- The exercise: Could you transcribe every record below exactly as written, leaving out any pictures?

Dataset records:
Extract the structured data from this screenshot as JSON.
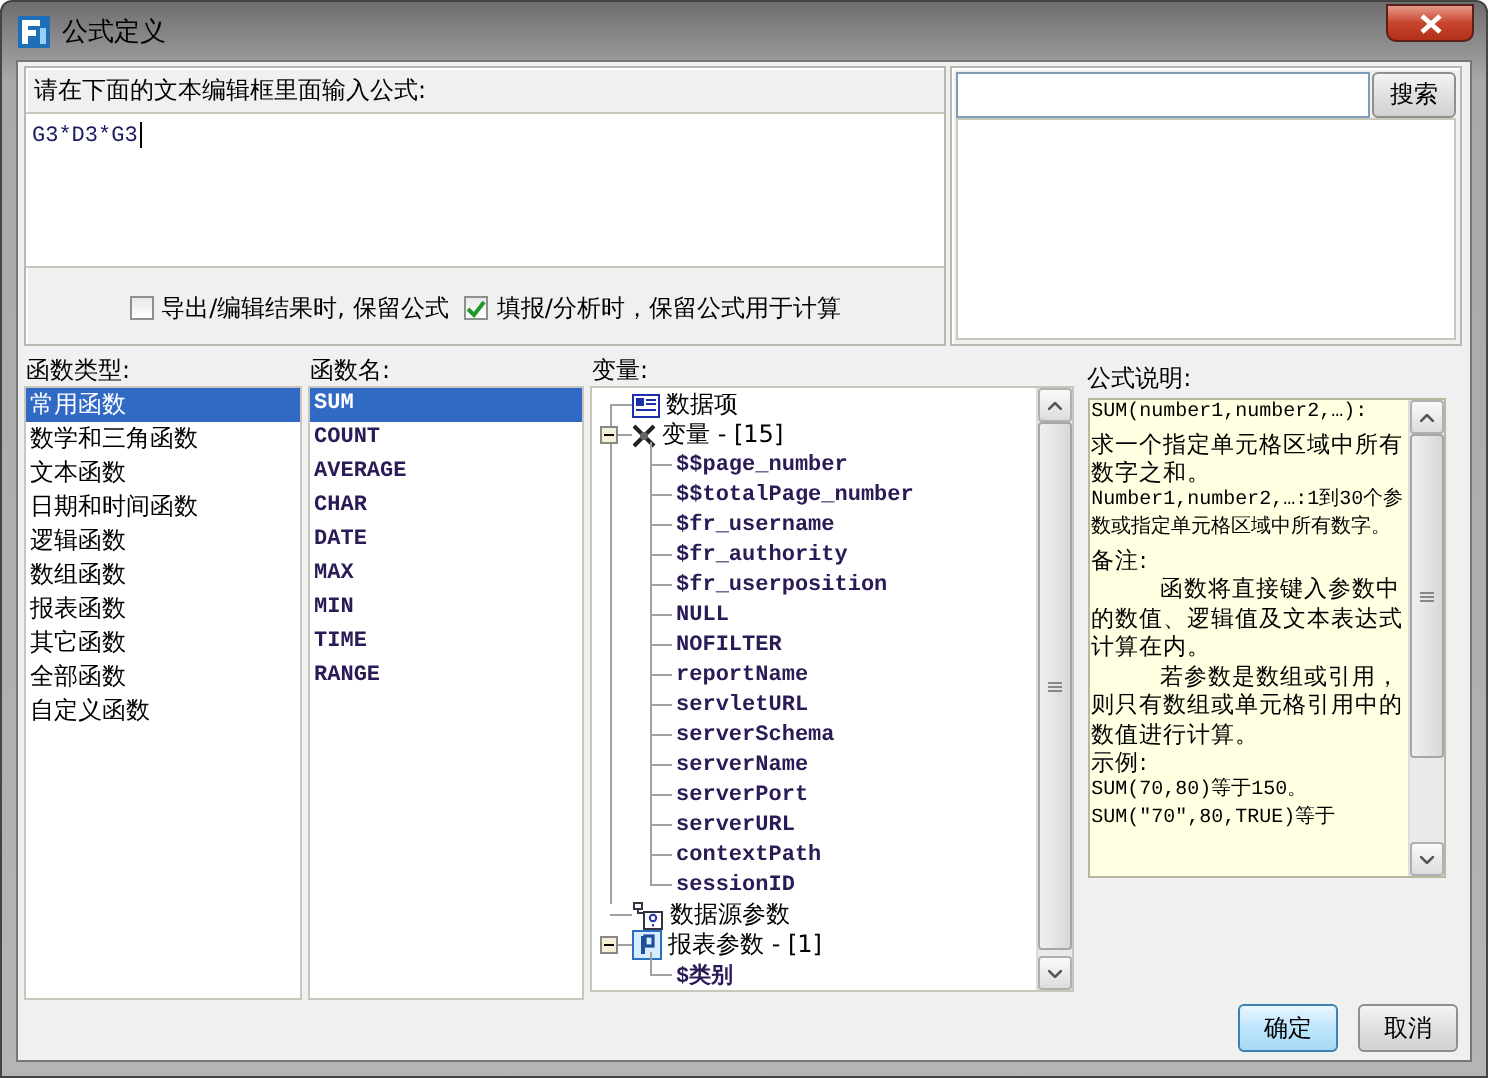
{
  "window": {
    "title": "公式定义"
  },
  "editor": {
    "prompt": "请在下面的文本编辑框里面输入公式:",
    "value": "G3*D3*G3"
  },
  "options": [
    {
      "label": "导出/编辑结果时, 保留公式",
      "checked": false
    },
    {
      "label": "填报/分析时，保留公式用于计算",
      "checked": true
    }
  ],
  "search": {
    "button": "搜索"
  },
  "function_types": {
    "label": "函数类型:",
    "items": [
      {
        "label": "常用函数",
        "selected": true
      },
      {
        "label": "数学和三角函数",
        "selected": false
      },
      {
        "label": "文本函数",
        "selected": false
      },
      {
        "label": "日期和时间函数",
        "selected": false
      },
      {
        "label": "逻辑函数",
        "selected": false
      },
      {
        "label": "数组函数",
        "selected": false
      },
      {
        "label": "报表函数",
        "selected": false
      },
      {
        "label": "其它函数",
        "selected": false
      },
      {
        "label": "全部函数",
        "selected": false
      },
      {
        "label": "自定义函数",
        "selected": false
      }
    ]
  },
  "function_names": {
    "label": "函数名:",
    "items": [
      {
        "label": "SUM",
        "selected": true
      },
      {
        "label": "COUNT",
        "selected": false
      },
      {
        "label": "AVERAGE",
        "selected": false
      },
      {
        "label": "CHAR",
        "selected": false
      },
      {
        "label": "DATE",
        "selected": false
      },
      {
        "label": "MAX",
        "selected": false
      },
      {
        "label": "MIN",
        "selected": false
      },
      {
        "label": "TIME",
        "selected": false
      },
      {
        "label": "RANGE",
        "selected": false
      }
    ]
  },
  "variables": {
    "label": "变量:",
    "tree": [
      {
        "label": "数据项",
        "kind": "data"
      },
      {
        "label": "变量 - [15]",
        "kind": "variables",
        "expanded": true,
        "children": [
          {
            "label": "$$page_number"
          },
          {
            "label": "$$totalPage_number"
          },
          {
            "label": "$fr_username"
          },
          {
            "label": "$fr_authority"
          },
          {
            "label": "$fr_userposition"
          },
          {
            "label": "NULL"
          },
          {
            "label": "NOFILTER"
          },
          {
            "label": "reportName"
          },
          {
            "label": "servletURL"
          },
          {
            "label": "serverSchema"
          },
          {
            "label": "serverName"
          },
          {
            "label": "serverPort"
          },
          {
            "label": "serverURL"
          },
          {
            "label": "contextPath"
          },
          {
            "label": "sessionID"
          }
        ]
      },
      {
        "label": "数据源参数",
        "kind": "datasource"
      },
      {
        "label": "报表参数 - [1]",
        "kind": "parameter",
        "expanded": true,
        "children": [
          {
            "label": "$类别"
          }
        ]
      }
    ]
  },
  "description": {
    "label": "公式说明:",
    "paragraphs": [
      {
        "kind": "code",
        "text": "SUM(number1,number2,…):"
      },
      {
        "kind": "text",
        "text": "求一个指定单元格区域中所有数字之和。"
      },
      {
        "kind": "code",
        "text": "Number1,number2,…:1到30个参数或指定单元格区域中所有数字。"
      },
      {
        "kind": "text",
        "text": "备注:"
      },
      {
        "kind": "indent",
        "text": "函数将直接键入参数中的数值、逻辑值及文本表达式计算在内。"
      },
      {
        "kind": "indent",
        "text": "若参数是数组或引用，则只有数组或单元格引用中的数值进行计算。"
      },
      {
        "kind": "text",
        "text": "示例:"
      },
      {
        "kind": "code",
        "text": "SUM(70,80)等于150。"
      },
      {
        "kind": "code",
        "text": "SUM(\"70\",80,TRUE)等于"
      }
    ]
  },
  "buttons": [
    {
      "label": "确定",
      "kind": "primary"
    },
    {
      "label": "取消",
      "kind": "default"
    }
  ]
}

- Exercise output:
Extract the structured data from this screenshot as JSON.
{
  "window": {
    "title": "公式定义"
  },
  "editor": {
    "prompt": "请在下面的文本编辑框里面输入公式:",
    "value": "G3*D3*G3"
  },
  "options": [
    {
      "label": "导出/编辑结果时, 保留公式",
      "checked": false
    },
    {
      "label": "填报/分析时，保留公式用于计算",
      "checked": true
    }
  ],
  "search": {
    "button": "搜索"
  },
  "function_types": {
    "label": "函数类型:",
    "items": [
      {
        "label": "常用函数",
        "selected": true
      },
      {
        "label": "数学和三角函数",
        "selected": false
      },
      {
        "label": "文本函数",
        "selected": false
      },
      {
        "label": "日期和时间函数",
        "selected": false
      },
      {
        "label": "逻辑函数",
        "selected": false
      },
      {
        "label": "数组函数",
        "selected": false
      },
      {
        "label": "报表函数",
        "selected": false
      },
      {
        "label": "其它函数",
        "selected": false
      },
      {
        "label": "全部函数",
        "selected": false
      },
      {
        "label": "自定义函数",
        "selected": false
      }
    ]
  },
  "function_names": {
    "label": "函数名:",
    "items": [
      {
        "label": "SUM",
        "selected": true
      },
      {
        "label": "COUNT",
        "selected": false
      },
      {
        "label": "AVERAGE",
        "selected": false
      },
      {
        "label": "CHAR",
        "selected": false
      },
      {
        "label": "DATE",
        "selected": false
      },
      {
        "label": "MAX",
        "selected": false
      },
      {
        "label": "MIN",
        "selected": false
      },
      {
        "label": "TIME",
        "selected": false
      },
      {
        "label": "RANGE",
        "selected": false
      }
    ]
  },
  "variables": {
    "label": "变量:",
    "tree": [
      {
        "label": "数据项",
        "kind": "data"
      },
      {
        "label": "变量 - [15]",
        "kind": "variables",
        "expanded": true,
        "children": [
          {
            "label": "$$page_number"
          },
          {
            "label": "$$totalPage_number"
          },
          {
            "label": "$fr_username"
          },
          {
            "label": "$fr_authority"
          },
          {
            "label": "$fr_userposition"
          },
          {
            "label": "NULL"
          },
          {
            "label": "NOFILTER"
          },
          {
            "label": "reportName"
          },
          {
            "label": "servletURL"
          },
          {
            "label": "serverSchema"
          },
          {
            "label": "serverName"
          },
          {
            "label": "serverPort"
          },
          {
            "label": "serverURL"
          },
          {
            "label": "contextPath"
          },
          {
            "label": "sessionID"
          }
        ]
      },
      {
        "label": "数据源参数",
        "kind": "datasource"
      },
      {
        "label": "报表参数 - [1]",
        "kind": "parameter",
        "expanded": true,
        "children": [
          {
            "label": "$类别"
          }
        ]
      }
    ]
  },
  "description": {
    "label": "公式说明:",
    "paragraphs": [
      {
        "kind": "code",
        "text": "SUM(number1,number2,…):"
      },
      {
        "kind": "text",
        "text": "求一个指定单元格区域中所有数字之和。"
      },
      {
        "kind": "code",
        "text": "Number1,number2,…:1到30个参数或指定单元格区域中所有数字。"
      },
      {
        "kind": "text",
        "text": "备注:"
      },
      {
        "kind": "indent",
        "text": "函数将直接键入参数中的数值、逻辑值及文本表达式计算在内。"
      },
      {
        "kind": "indent",
        "text": "若参数是数组或引用，则只有数组或单元格引用中的数值进行计算。"
      },
      {
        "kind": "text",
        "text": "示例:"
      },
      {
        "kind": "code",
        "text": "SUM(70,80)等于150。"
      },
      {
        "kind": "code",
        "text": "SUM(\"70\",80,TRUE)等于"
      }
    ]
  },
  "buttons": [
    {
      "label": "确定",
      "kind": "primary"
    },
    {
      "label": "取消",
      "kind": "default"
    }
  ]
}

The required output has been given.